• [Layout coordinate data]
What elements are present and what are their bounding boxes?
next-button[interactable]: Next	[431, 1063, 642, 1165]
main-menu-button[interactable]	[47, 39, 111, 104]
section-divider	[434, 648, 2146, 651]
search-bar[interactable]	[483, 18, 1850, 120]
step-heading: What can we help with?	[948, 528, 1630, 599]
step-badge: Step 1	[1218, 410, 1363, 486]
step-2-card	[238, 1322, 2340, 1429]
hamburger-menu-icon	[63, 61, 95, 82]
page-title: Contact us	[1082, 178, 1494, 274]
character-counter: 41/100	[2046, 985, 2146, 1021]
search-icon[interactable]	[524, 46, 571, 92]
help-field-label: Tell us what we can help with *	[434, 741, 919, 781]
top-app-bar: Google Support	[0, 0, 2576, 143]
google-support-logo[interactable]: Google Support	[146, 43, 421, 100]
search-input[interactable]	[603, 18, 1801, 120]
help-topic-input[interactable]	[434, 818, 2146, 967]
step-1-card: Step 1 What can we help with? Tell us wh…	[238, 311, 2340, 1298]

• [WORK REQUIRED]
Copy these lines exactly as they appear.

• [WORKED ANSWER]
What elements are present and what are their bounding boxes?
next-button[interactable]: Next	[431, 1063, 642, 1165]
main-menu-button[interactable]	[47, 39, 111, 104]
section-divider	[434, 648, 2146, 651]
search-bar[interactable]	[483, 18, 1850, 120]
step-heading: What can we help with?	[948, 528, 1630, 599]
step-badge: Step 1	[1218, 410, 1363, 486]
step-2-card	[238, 1322, 2340, 1429]
hamburger-menu-icon	[63, 61, 95, 82]
page-title: Contact us	[1082, 178, 1494, 274]
character-counter: 41/100	[2046, 985, 2146, 1021]
search-icon[interactable]	[524, 46, 571, 92]
help-field-label: Tell us what we can help with *	[434, 741, 919, 781]
top-app-bar: Google Support	[0, 0, 2576, 143]
google-support-logo[interactable]: Google Support	[146, 43, 421, 100]
search-input[interactable]	[603, 18, 1801, 120]
help-topic-input[interactable]	[434, 818, 2146, 967]
step-1-card: Step 1 What can we help with? Tell us wh…	[238, 311, 2340, 1298]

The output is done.